[TASK INPUTS]:
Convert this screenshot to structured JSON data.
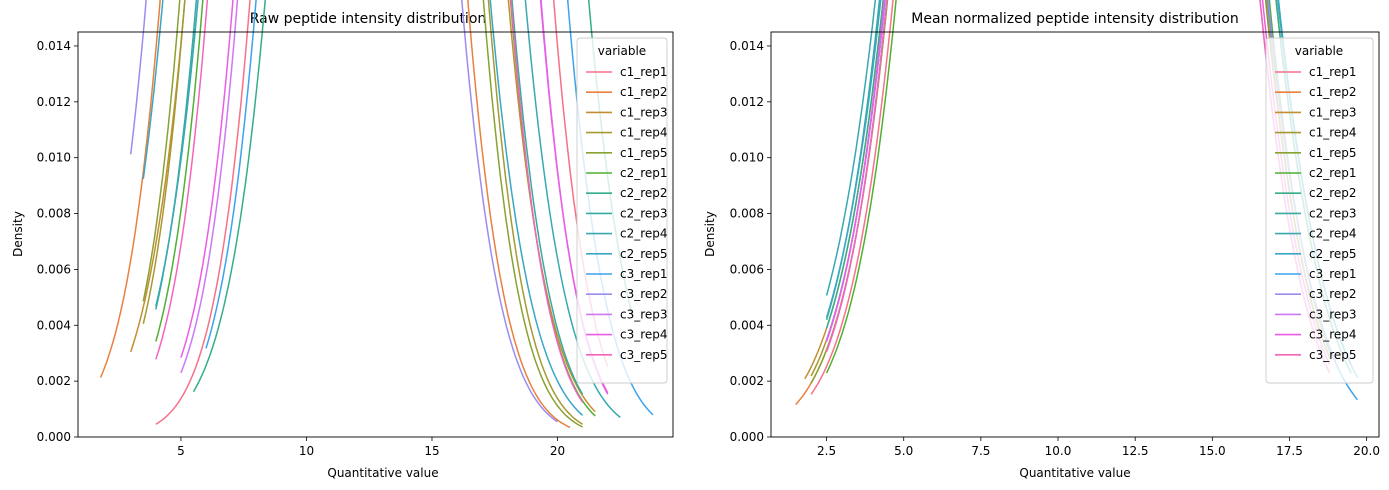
{
  "chart_data": [
    {
      "type": "line",
      "title": "Raw peptide intensity distribution",
      "xlabel": "Quantitative value",
      "ylabel": "Density",
      "xlim": [
        0.9,
        24.6
      ],
      "ylim": [
        0,
        0.0145
      ],
      "xticks": [
        5,
        10,
        15,
        20
      ],
      "yticks": [
        0.0,
        0.002,
        0.004,
        0.006,
        0.008,
        0.01,
        0.012,
        0.014
      ],
      "xtick_labels": [
        "5",
        "10",
        "15",
        "20"
      ],
      "ytick_labels": [
        "0.000",
        "0.002",
        "0.004",
        "0.006",
        "0.008",
        "0.010",
        "0.012",
        "0.014"
      ],
      "legend_title": "variable",
      "legend_position": "top-right",
      "grid": false,
      "series": [
        {
          "name": "c1_rep1",
          "color": "#f77189",
          "mean": 13.8,
          "sd": 2.9,
          "x_range": [
            4,
            22
          ]
        },
        {
          "name": "c1_rep2",
          "color": "#e9803d",
          "mean": 10.3,
          "sd": 2.95,
          "x_range": [
            1.8,
            20.5
          ]
        },
        {
          "name": "c1_rep3",
          "color": "#c38e32",
          "mean": 11.6,
          "sd": 3.15,
          "x_range": [
            3,
            21.5
          ]
        },
        {
          "name": "c1_rep4",
          "color": "#a59a32",
          "mean": 11.2,
          "sd": 2.9,
          "x_range": [
            3.5,
            21
          ]
        },
        {
          "name": "c1_rep5",
          "color": "#88a232",
          "mean": 11.0,
          "sd": 2.9,
          "x_range": [
            3.5,
            21
          ]
        },
        {
          "name": "c2_rep1",
          "color": "#4fb032",
          "mean": 12.0,
          "sd": 2.95,
          "x_range": [
            4,
            21.5
          ]
        },
        {
          "name": "c2_rep2",
          "color": "#34ae8a",
          "mean": 14.8,
          "sd": 3.15,
          "x_range": [
            5.5,
            23
          ]
        },
        {
          "name": "c2_rep3",
          "color": "#36ab9f",
          "mean": 11.9,
          "sd": 3.05,
          "x_range": [
            4,
            21
          ]
        },
        {
          "name": "c2_rep4",
          "color": "#38a9b2",
          "mean": 12.2,
          "sd": 3.2,
          "x_range": [
            4,
            22.5
          ]
        },
        {
          "name": "c2_rep5",
          "color": "#3aa6c6",
          "mean": 10.8,
          "sd": 3.2,
          "x_range": [
            3.5,
            21
          ]
        },
        {
          "name": "c3_rep1",
          "color": "#3ba3ec",
          "mean": 14.2,
          "sd": 3.0,
          "x_range": [
            6,
            23.8
          ]
        },
        {
          "name": "c3_rep2",
          "color": "#9b8dee",
          "mean": 9.9,
          "sd": 3.05,
          "x_range": [
            3,
            20
          ]
        },
        {
          "name": "c3_rep3",
          "color": "#cc79f4",
          "mean": 13.3,
          "sd": 2.9,
          "x_range": [
            5,
            22
          ]
        },
        {
          "name": "c3_rep4",
          "color": "#ec5de4",
          "mean": 13.2,
          "sd": 2.95,
          "x_range": [
            5,
            22
          ]
        },
        {
          "name": "c3_rep5",
          "color": "#f565bc",
          "mean": 12.1,
          "sd": 2.9,
          "x_range": [
            4,
            21
          ]
        }
      ]
    },
    {
      "type": "line",
      "title": "Mean normalized peptide intensity distribution",
      "xlabel": "Quantitative value",
      "ylabel": "Density",
      "xlim": [
        0.7,
        20.4
      ],
      "ylim": [
        0,
        0.0145
      ],
      "xticks": [
        2.5,
        5.0,
        7.5,
        10.0,
        12.5,
        15.0,
        17.5,
        20.0
      ],
      "yticks": [
        0.0,
        0.002,
        0.004,
        0.006,
        0.008,
        0.01,
        0.012,
        0.014
      ],
      "xtick_labels": [
        "2.5",
        "5.0",
        "7.5",
        "10.0",
        "12.5",
        "15.0",
        "17.5",
        "20.0"
      ],
      "ytick_labels": [
        "0.000",
        "0.002",
        "0.004",
        "0.006",
        "0.008",
        "0.010",
        "0.012",
        "0.014"
      ],
      "legend_title": "variable",
      "legend_position": "top-right",
      "grid": false,
      "series": [
        {
          "name": "c1_rep1",
          "color": "#f77189",
          "mean": 10.7,
          "sd": 2.9,
          "x_range": [
            2,
            18.5
          ]
        },
        {
          "name": "c1_rep2",
          "color": "#e9803d",
          "mean": 10.6,
          "sd": 2.95,
          "x_range": [
            1.5,
            18.8
          ]
        },
        {
          "name": "c1_rep3",
          "color": "#c38e32",
          "mean": 10.7,
          "sd": 3.1,
          "x_range": [
            1.8,
            19
          ]
        },
        {
          "name": "c1_rep4",
          "color": "#a59a32",
          "mean": 10.6,
          "sd": 3.0,
          "x_range": [
            2,
            19
          ]
        },
        {
          "name": "c1_rep5",
          "color": "#88a232",
          "mean": 10.6,
          "sd": 2.95,
          "x_range": [
            2,
            18.8
          ]
        },
        {
          "name": "c2_rep1",
          "color": "#4fb032",
          "mean": 10.8,
          "sd": 2.9,
          "x_range": [
            2.5,
            18.8
          ]
        },
        {
          "name": "c2_rep2",
          "color": "#34ae8a",
          "mean": 10.7,
          "sd": 3.1,
          "x_range": [
            2.5,
            19.5
          ]
        },
        {
          "name": "c2_rep3",
          "color": "#36ab9f",
          "mean": 10.5,
          "sd": 3.05,
          "x_range": [
            2.5,
            19
          ]
        },
        {
          "name": "c2_rep4",
          "color": "#38a9b2",
          "mean": 10.6,
          "sd": 3.2,
          "x_range": [
            2.5,
            19.5
          ]
        },
        {
          "name": "c2_rep5",
          "color": "#3aa6c6",
          "mean": 10.7,
          "sd": 3.15,
          "x_range": [
            2.5,
            19.7
          ]
        },
        {
          "name": "c3_rep1",
          "color": "#3ba3ec",
          "mean": 10.6,
          "sd": 3.0,
          "x_range": [
            2.5,
            19.7
          ]
        },
        {
          "name": "c3_rep2",
          "color": "#9b8dee",
          "mean": 10.6,
          "sd": 3.0,
          "x_range": [
            2.5,
            19
          ]
        },
        {
          "name": "c3_rep3",
          "color": "#cc79f4",
          "mean": 10.5,
          "sd": 2.9,
          "x_range": [
            2.5,
            18.8
          ]
        },
        {
          "name": "c3_rep4",
          "color": "#ec5de4",
          "mean": 10.5,
          "sd": 2.95,
          "x_range": [
            2.5,
            18.8
          ]
        },
        {
          "name": "c3_rep5",
          "color": "#f565bc",
          "mean": 10.5,
          "sd": 2.9,
          "x_range": [
            2.5,
            18.8
          ]
        }
      ]
    }
  ]
}
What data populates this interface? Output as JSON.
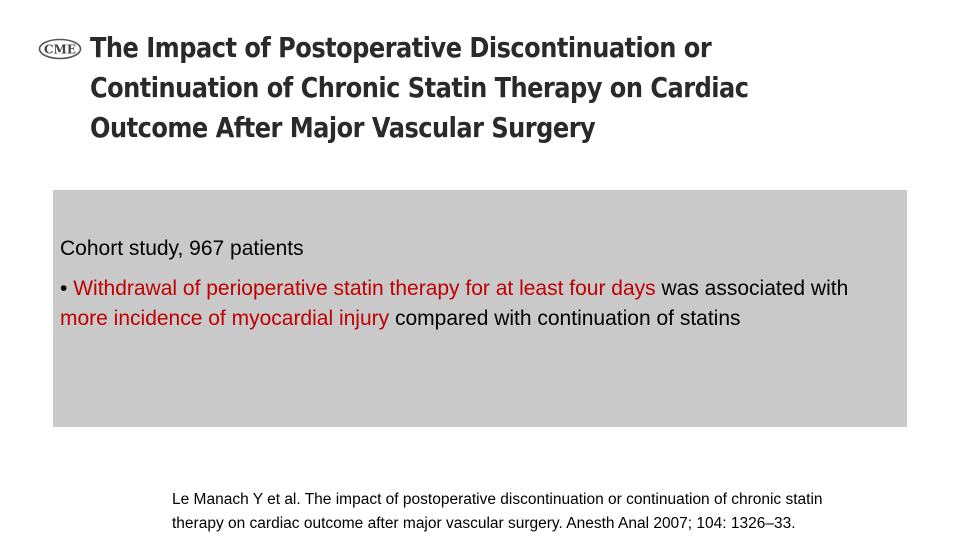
{
  "logo": {
    "icon": "cme-logo-icon",
    "text": "CME"
  },
  "title": {
    "line1": "The Impact of Postoperative Discontinuation or",
    "line2": "Continuation of Chronic Statin Therapy on Cardiac",
    "line3": "Outcome After Major Vascular Surgery"
  },
  "content": {
    "study_line": "Cohort study, 967 patients",
    "bullet_char": "•",
    "highlight1": "Withdrawal of perioperative statin therapy for at least four days",
    "text1": "was associated with",
    "highlight2": "more incidence of myocardial injury",
    "text2": "compared with continuation of statins"
  },
  "citation": {
    "line1": "Le Manach Y et al. The impact of postoperative discontinuation or continuation of chronic statin",
    "line2": "therapy on cardiac outcome after major vascular surgery. Anesth Anal 2007; 104: 1326–33."
  },
  "colors": {
    "background": "#ffffff",
    "box": "#c9c9c9",
    "highlight": "#c00000",
    "title": "#2a2a2a"
  }
}
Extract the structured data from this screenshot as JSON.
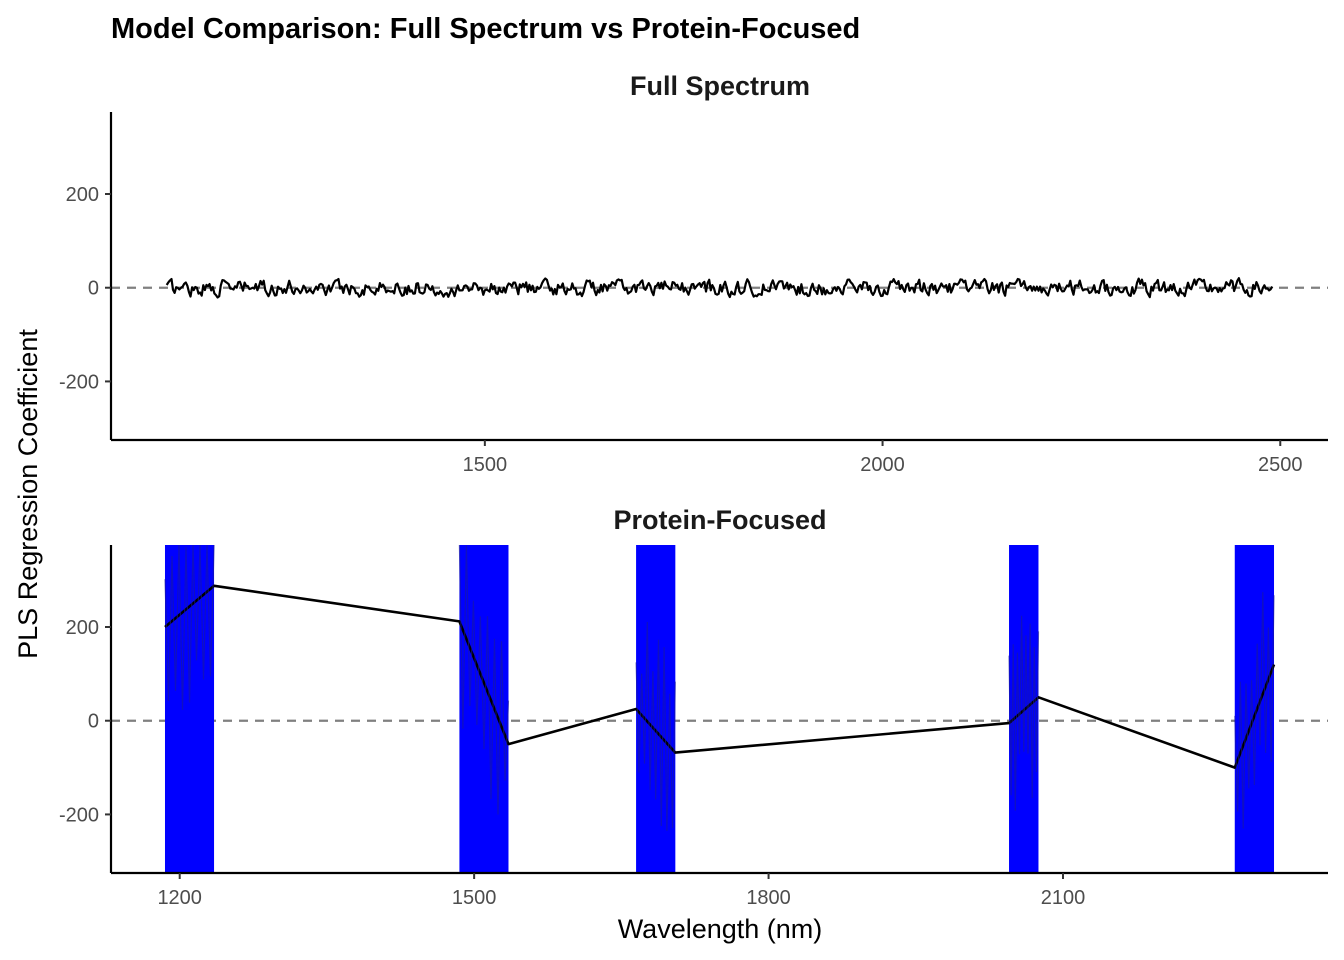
{
  "title": "Model Comparison: Full Spectrum vs Protein-Focused",
  "ylabel": "PLS Regression Coefficient",
  "xlabel": "Wavelength (nm)",
  "colors": {
    "line": "#000000",
    "band": "#0000ff",
    "zero_line": "#808080"
  },
  "chart_data": [
    {
      "type": "line",
      "panel": "Full Spectrum",
      "xlabel": "Wavelength (nm)",
      "ylabel": "PLS Regression Coefficient",
      "xlim": [
        1030,
        2560
      ],
      "ylim": [
        -325,
        375
      ],
      "xticks": [
        1500,
        2000,
        2500
      ],
      "yticks": [
        -200,
        0,
        200
      ],
      "x_range": [
        1100,
        2490
      ],
      "x_step": 2,
      "noise_amplitude": 9,
      "zero_reference_line": 0,
      "grid": false,
      "notes": "dense noisy coefficient trace around zero across the full spectrum"
    },
    {
      "type": "line",
      "panel": "Protein-Focused",
      "xlabel": "Wavelength (nm)",
      "ylabel": "PLS Regression Coefficient",
      "xlim": [
        1130,
        2370
      ],
      "ylim": [
        -325,
        375
      ],
      "xticks": [
        1200,
        1500,
        1800,
        2100
      ],
      "yticks": [
        -200,
        0,
        200
      ],
      "zero_reference_line": 0,
      "grid": false,
      "regions": [
        {
          "x_start": 1185,
          "x_end": 1235,
          "y_start": 200,
          "y_end": 288
        },
        {
          "x_start": 1485,
          "x_end": 1535,
          "y_start": 212,
          "y_end": -50
        },
        {
          "x_start": 1665,
          "x_end": 1705,
          "y_start": 25,
          "y_end": -68
        },
        {
          "x_start": 2045,
          "x_end": 2075,
          "y_start": -5,
          "y_end": 50
        },
        {
          "x_start": 2275,
          "x_end": 2315,
          "y_start": -100,
          "y_end": 120
        }
      ]
    }
  ]
}
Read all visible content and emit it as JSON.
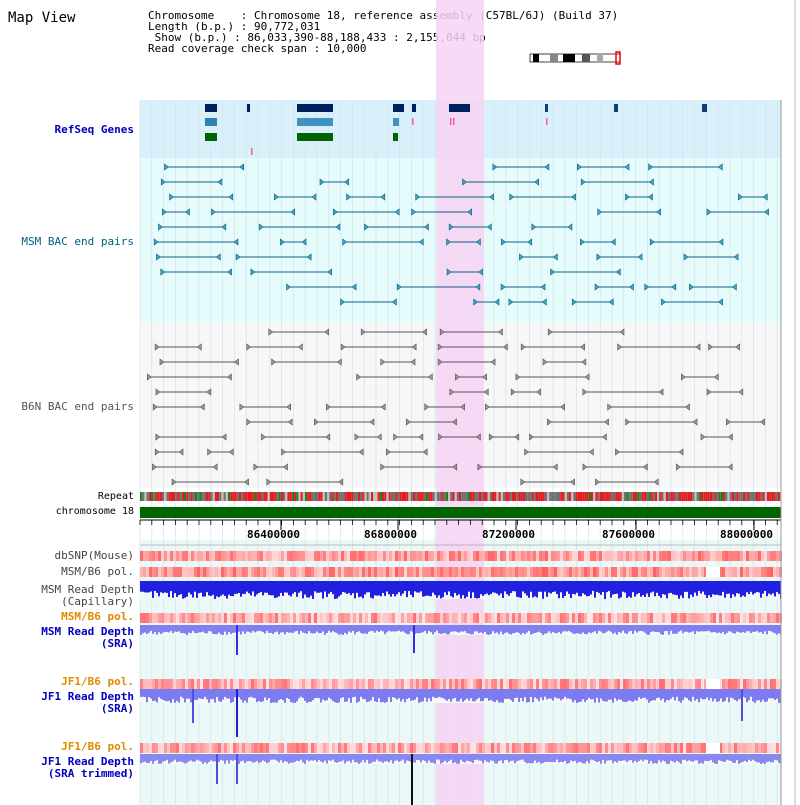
{
  "title": "Map View",
  "header": {
    "chromosome": "Chromosome    : Chromosome 18, reference assembly (C57BL/6J) (Build 37)",
    "length": "Length (b.p.) : 90,772,031",
    "show": " Show (b.p.) : 86,033,390-88,188,433 : 2,155,044 bp",
    "span": "Read coverage check span : 10,000"
  },
  "tracks": {
    "refseq": "RefSeq Genes",
    "msm_bac": "MSM BAC end pairs",
    "b6n_bac": "B6N BAC end pairs",
    "repeat": "Repeat",
    "chromosome": "chromosome 18",
    "dbsnp": "dbSNP(Mouse)",
    "msm_b6_pol_1": "MSM/B6 pol.",
    "msm_depth_cap_1": "MSM Read Depth",
    "msm_depth_cap_2": "(Capillary)",
    "msm_b6_pol_2": "MSM/B6 pol.",
    "msm_depth_sra_1": "MSM Read Depth",
    "msm_depth_sra_2": "(SRA)",
    "jf1_b6_pol_1": "JF1/B6 pol.",
    "jf1_depth_sra_1": "JF1 Read Depth",
    "jf1_depth_sra_2": "(SRA)",
    "jf1_b6_pol_2": "JF1/B6 pol.",
    "jf1_depth_trim_1": "JF1 Read Depth",
    "jf1_depth_trim_2": "(SRA trimmed)"
  },
  "axis": {
    "ticks": [
      "86400000",
      "86800000",
      "87200000",
      "87600000",
      "88000000"
    ]
  },
  "colors": {
    "refseq_bg": "#d9f0fb",
    "msm_bg": "#e6fbfb",
    "b6n_bg": "#f7f7f7",
    "highlight": "#f6d3f3",
    "chrom_green": "#006400",
    "depth_blue": "#2020e0",
    "depth_lavender": "#7c7cf0",
    "label_blue": "#0000c0",
    "label_orange": "#e08a00"
  }
}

[REQUIRED WORK]:
Lines that contain "screenshot" are to be copied from the records above.

[EXERCISE SOLUTION]:
Convert this screenshot to structured JSON data.
Extract the structured data from this screenshot as JSON.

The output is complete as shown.